Aim of the exercise – Exactly as written, quote every line that follows, skipping the images.
======== Supplied records ========
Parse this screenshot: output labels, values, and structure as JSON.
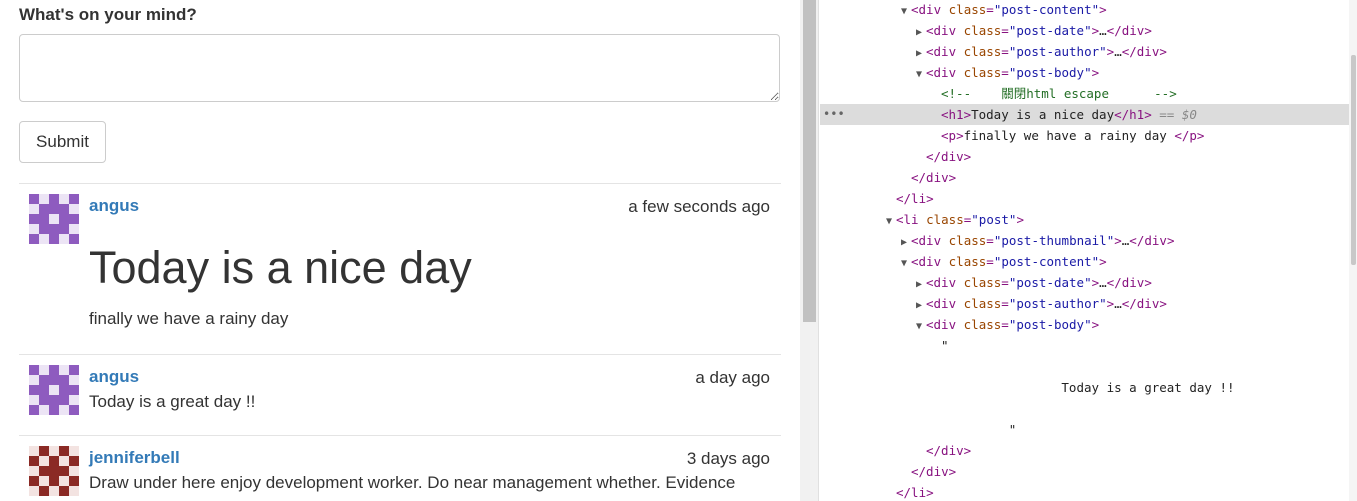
{
  "form": {
    "prompt": "What's on your mind?",
    "textarea_value": "",
    "submit_label": "Submit"
  },
  "posts": [
    {
      "author": "angus",
      "date": "a few seconds ago",
      "title": "Today is a nice day",
      "body": "finally we have a rainy day"
    },
    {
      "author": "angus",
      "date": "a day ago",
      "body": "Today is a great day !!"
    },
    {
      "author": "jenniferbell",
      "date": "3 days ago",
      "body": "Draw under here enjoy development worker. Do near management whether. Evidence"
    }
  ],
  "devtools": {
    "lines": [
      {
        "indent": 5,
        "tri": "open",
        "html": "<div class=\"post-content\">"
      },
      {
        "indent": 6,
        "tri": "closed",
        "html": "<div class=\"post-date\">…</div>"
      },
      {
        "indent": 6,
        "tri": "closed",
        "html": "<div class=\"post-author\">…</div>"
      },
      {
        "indent": 6,
        "tri": "open",
        "html": "<div class=\"post-body\">"
      },
      {
        "indent": 7,
        "tri": "",
        "comment": "<!--    關閉html escape      -->"
      },
      {
        "indent": 7,
        "tri": "",
        "html": "<h1>Today is a nice day</h1>",
        "suffix": " == $0",
        "selected": true
      },
      {
        "indent": 7,
        "tri": "",
        "html": "<p>finally we have a rainy day </p>"
      },
      {
        "indent": 6,
        "tri": "",
        "html": "</div>"
      },
      {
        "indent": 5,
        "tri": "",
        "html": "</div>"
      },
      {
        "indent": 4,
        "tri": "",
        "html": "</li>"
      },
      {
        "indent": 4,
        "tri": "open",
        "html": "<li class=\"post\">"
      },
      {
        "indent": 5,
        "tri": "closed",
        "html": "<div class=\"post-thumbnail\">…</div>"
      },
      {
        "indent": 5,
        "tri": "open",
        "html": "<div class=\"post-content\">"
      },
      {
        "indent": 6,
        "tri": "closed",
        "html": "<div class=\"post-date\">…</div>"
      },
      {
        "indent": 6,
        "tri": "closed",
        "html": "<div class=\"post-author\">…</div>"
      },
      {
        "indent": 6,
        "tri": "open",
        "html": "<div class=\"post-body\">"
      },
      {
        "indent": 7,
        "tri": "",
        "text": "\""
      },
      {
        "indent": 7,
        "tri": "",
        "text": ""
      },
      {
        "indent": 7,
        "tri": "",
        "text": "                Today is a great day !!"
      },
      {
        "indent": 7,
        "tri": "",
        "text": ""
      },
      {
        "indent": 7,
        "tri": "",
        "text": "         \""
      },
      {
        "indent": 6,
        "tri": "",
        "html": "</div>"
      },
      {
        "indent": 5,
        "tri": "",
        "html": "</div>"
      },
      {
        "indent": 4,
        "tri": "",
        "html": "</li>"
      }
    ],
    "selected_marker": "•••"
  },
  "colors": {
    "link": "#337ab7",
    "identicon_purple": "#8e5bbf",
    "identicon_red": "#8b2a25"
  }
}
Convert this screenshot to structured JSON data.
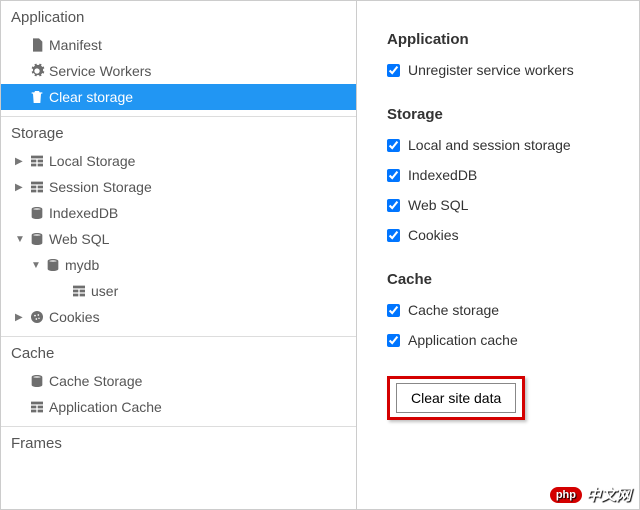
{
  "sidebar": {
    "sections": {
      "application": {
        "title": "Application",
        "items": [
          {
            "label": "Manifest"
          },
          {
            "label": "Service Workers"
          },
          {
            "label": "Clear storage"
          }
        ]
      },
      "storage": {
        "title": "Storage",
        "items": [
          {
            "label": "Local Storage"
          },
          {
            "label": "Session Storage"
          },
          {
            "label": "IndexedDB"
          },
          {
            "label": "Web SQL"
          },
          {
            "label": "mydb"
          },
          {
            "label": "user"
          },
          {
            "label": "Cookies"
          }
        ]
      },
      "cache": {
        "title": "Cache",
        "items": [
          {
            "label": "Cache Storage"
          },
          {
            "label": "Application Cache"
          }
        ]
      },
      "frames": {
        "title": "Frames"
      }
    }
  },
  "main": {
    "application": {
      "title": "Application",
      "checks": [
        {
          "label": "Unregister service workers"
        }
      ]
    },
    "storage": {
      "title": "Storage",
      "checks": [
        {
          "label": "Local and session storage"
        },
        {
          "label": "IndexedDB"
        },
        {
          "label": "Web SQL"
        },
        {
          "label": "Cookies"
        }
      ]
    },
    "cache": {
      "title": "Cache",
      "checks": [
        {
          "label": "Cache storage"
        },
        {
          "label": "Application cache"
        }
      ]
    },
    "clear_button": "Clear site data"
  },
  "watermark": {
    "badge": "php",
    "text": "中文网"
  }
}
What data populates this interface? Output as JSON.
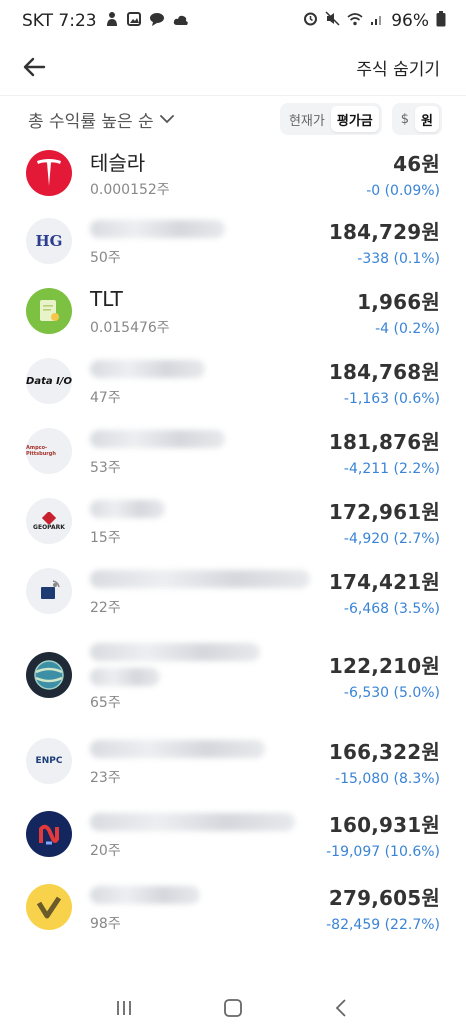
{
  "status": {
    "carrier_time": "SKT 7:23",
    "battery": "96%"
  },
  "header": {
    "hide_label": "주식 숨기기"
  },
  "controls": {
    "sort_label": "총 수익률 높은 순",
    "price_mode": [
      "현재가",
      "평가금"
    ],
    "currency": [
      "$",
      "원"
    ]
  },
  "stocks": [
    {
      "name": "테슬라",
      "qty": "0.000152주",
      "value": "46원",
      "change": "-0 (0.09%)",
      "logo_icon": "tesla-logo"
    },
    {
      "name": "",
      "qty": "50주",
      "value": "184,729원",
      "change": "-338 (0.1%)",
      "logo_icon": "hg-logo"
    },
    {
      "name": "TLT",
      "qty": "0.015476주",
      "value": "1,966원",
      "change": "-4 (0.2%)",
      "logo_icon": "tlt-logo"
    },
    {
      "name": "",
      "qty": "47주",
      "value": "184,768원",
      "change": "-1,163 (0.6%)",
      "logo_icon": "data-io-logo"
    },
    {
      "name": "",
      "qty": "53주",
      "value": "181,876원",
      "change": "-4,211 (2.2%)",
      "logo_icon": "ampco-logo"
    },
    {
      "name": "",
      "qty": "15주",
      "value": "172,961원",
      "change": "-4,920 (2.7%)",
      "logo_icon": "geopark-logo"
    },
    {
      "name": "",
      "qty": "22주",
      "value": "174,421원",
      "change": "-6,468 (3.5%)",
      "logo_icon": "satellite-logo"
    },
    {
      "name": "",
      "qty": "65주",
      "value": "122,210원",
      "change": "-6,530 (5.0%)",
      "logo_icon": "globe-logo"
    },
    {
      "name": "",
      "qty": "23주",
      "value": "166,322원",
      "change": "-15,080 (8.3%)",
      "logo_icon": "enpc-logo"
    },
    {
      "name": "",
      "qty": "20주",
      "value": "160,931원",
      "change": "-19,097 (10.6%)",
      "logo_icon": "blue-red-logo"
    },
    {
      "name": "",
      "qty": "98주",
      "value": "279,605원",
      "change": "-82,459 (22.7%)",
      "logo_icon": "checkmark-logo"
    }
  ],
  "logo_text": {
    "hg": "HG",
    "data_io": "Data I/O",
    "ampco": "Ampco-Pittsburgh",
    "geopark": "GEOPARK",
    "enpc": "ENPC"
  },
  "colors": {
    "accent_blue": "#3a84d6",
    "tesla_red": "#e31937",
    "tlt_green": "#7dc142"
  }
}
========
Finished task –
Parse this screenshot: output labels, values, and structure as JSON.
{
  "form": {
    "prompt": "What's on your mind?",
    "textarea_value": "",
    "submit_label": "Submit"
  },
  "posts": [
    {
      "author": "angus",
      "date": "a few seconds ago",
      "title": "Today is a nice day",
      "body": "finally we have a rainy day"
    },
    {
      "author": "angus",
      "date": "a day ago",
      "body": "Today is a great day !!"
    },
    {
      "author": "jenniferbell",
      "date": "3 days ago",
      "body": "Draw under here enjoy development worker. Do near management whether. Evidence"
    }
  ],
  "devtools": {
    "lines": [
      {
        "indent": 5,
        "tri": "open",
        "html": "<div class=\"post-content\">"
      },
      {
        "indent": 6,
        "tri": "closed",
        "html": "<div class=\"post-date\">…</div>"
      },
      {
        "indent": 6,
        "tri": "closed",
        "html": "<div class=\"post-author\">…</div>"
      },
      {
        "indent": 6,
        "tri": "open",
        "html": "<div class=\"post-body\">"
      },
      {
        "indent": 7,
        "tri": "",
        "comment": "<!--    關閉html escape      -->"
      },
      {
        "indent": 7,
        "tri": "",
        "html": "<h1>Today is a nice day</h1>",
        "suffix": " == $0",
        "selected": true
      },
      {
        "indent": 7,
        "tri": "",
        "html": "<p>finally we have a rainy day </p>"
      },
      {
        "indent": 6,
        "tri": "",
        "html": "</div>"
      },
      {
        "indent": 5,
        "tri": "",
        "html": "</div>"
      },
      {
        "indent": 4,
        "tri": "",
        "html": "</li>"
      },
      {
        "indent": 4,
        "tri": "open",
        "html": "<li class=\"post\">"
      },
      {
        "indent": 5,
        "tri": "closed",
        "html": "<div class=\"post-thumbnail\">…</div>"
      },
      {
        "indent": 5,
        "tri": "open",
        "html": "<div class=\"post-content\">"
      },
      {
        "indent": 6,
        "tri": "closed",
        "html": "<div class=\"post-date\">…</div>"
      },
      {
        "indent": 6,
        "tri": "closed",
        "html": "<div class=\"post-author\">…</div>"
      },
      {
        "indent": 6,
        "tri": "open",
        "html": "<div class=\"post-body\">"
      },
      {
        "indent": 7,
        "tri": "",
        "text": "\""
      },
      {
        "indent": 7,
        "tri": "",
        "text": ""
      },
      {
        "indent": 7,
        "tri": "",
        "text": "                Today is a great day !!"
      },
      {
        "indent": 7,
        "tri": "",
        "text": ""
      },
      {
        "indent": 7,
        "tri": "",
        "text": "         \""
      },
      {
        "indent": 6,
        "tri": "",
        "html": "</div>"
      },
      {
        "indent": 5,
        "tri": "",
        "html": "</div>"
      },
      {
        "indent": 4,
        "tri": "",
        "html": "</li>"
      }
    ],
    "selected_marker": "•••"
  },
  "colors": {
    "link": "#337ab7",
    "identicon_purple": "#8e5bbf",
    "identicon_red": "#8b2a25"
  }
}
Convert this screenshot to structured JSON data.
{
  "sidebar": {
    "sections": {
      "application": {
        "title": "Application",
        "items": [
          {
            "label": "Manifest"
          },
          {
            "label": "Service Workers"
          },
          {
            "label": "Clear storage"
          }
        ]
      },
      "storage": {
        "title": "Storage",
        "items": [
          {
            "label": "Local Storage"
          },
          {
            "label": "Session Storage"
          },
          {
            "label": "IndexedDB"
          },
          {
            "label": "Web SQL"
          },
          {
            "label": "mydb"
          },
          {
            "label": "user"
          },
          {
            "label": "Cookies"
          }
        ]
      },
      "cache": {
        "title": "Cache",
        "items": [
          {
            "label": "Cache Storage"
          },
          {
            "label": "Application Cache"
          }
        ]
      },
      "frames": {
        "title": "Frames"
      }
    }
  },
  "main": {
    "application": {
      "title": "Application",
      "checks": [
        {
          "label": "Unregister service workers"
        }
      ]
    },
    "storage": {
      "title": "Storage",
      "checks": [
        {
          "label": "Local and session storage"
        },
        {
          "label": "IndexedDB"
        },
        {
          "label": "Web SQL"
        },
        {
          "label": "Cookies"
        }
      ]
    },
    "cache": {
      "title": "Cache",
      "checks": [
        {
          "label": "Cache storage"
        },
        {
          "label": "Application cache"
        }
      ]
    },
    "clear_button": "Clear site data"
  },
  "watermark": {
    "badge": "php",
    "text": "中文网"
  }
}
What data populates this interface? Output as JSON.
{
  "status": {
    "carrier_time": "SKT 7:23",
    "battery": "96%"
  },
  "header": {
    "hide_label": "주식 숨기기"
  },
  "controls": {
    "sort_label": "총 수익률 높은 순",
    "price_mode": [
      "현재가",
      "평가금"
    ],
    "currency": [
      "$",
      "원"
    ]
  },
  "stocks": [
    {
      "name": "테슬라",
      "qty": "0.000152주",
      "value": "46원",
      "change": "-0 (0.09%)",
      "logo_icon": "tesla-logo"
    },
    {
      "name": "",
      "qty": "50주",
      "value": "184,729원",
      "change": "-338 (0.1%)",
      "logo_icon": "hg-logo"
    },
    {
      "name": "TLT",
      "qty": "0.015476주",
      "value": "1,966원",
      "change": "-4 (0.2%)",
      "logo_icon": "tlt-logo"
    },
    {
      "name": "",
      "qty": "47주",
      "value": "184,768원",
      "change": "-1,163 (0.6%)",
      "logo_icon": "data-io-logo"
    },
    {
      "name": "",
      "qty": "53주",
      "value": "181,876원",
      "change": "-4,211 (2.2%)",
      "logo_icon": "ampco-logo"
    },
    {
      "name": "",
      "qty": "15주",
      "value": "172,961원",
      "change": "-4,920 (2.7%)",
      "logo_icon": "geopark-logo"
    },
    {
      "name": "",
      "qty": "22주",
      "value": "174,421원",
      "change": "-6,468 (3.5%)",
      "logo_icon": "satellite-logo"
    },
    {
      "name": "",
      "qty": "65주",
      "value": "122,210원",
      "change": "-6,530 (5.0%)",
      "logo_icon": "globe-logo"
    },
    {
      "name": "",
      "qty": "23주",
      "value": "166,322원",
      "change": "-15,080 (8.3%)",
      "logo_icon": "enpc-logo"
    },
    {
      "name": "",
      "qty": "20주",
      "value": "160,931원",
      "change": "-19,097 (10.6%)",
      "logo_icon": "blue-red-logo"
    },
    {
      "name": "",
      "qty": "98주",
      "value": "279,605원",
      "change": "-82,459 (22.7%)",
      "logo_icon": "checkmark-logo"
    }
  ],
  "logo_text": {
    "hg": "HG",
    "data_io": "Data I/O",
    "ampco": "Ampco-Pittsburgh",
    "geopark": "GEOPARK",
    "enpc": "ENPC"
  },
  "colors": {
    "accent_blue": "#3a84d6",
    "tesla_red": "#e31937",
    "tlt_green": "#7dc142"
  }
}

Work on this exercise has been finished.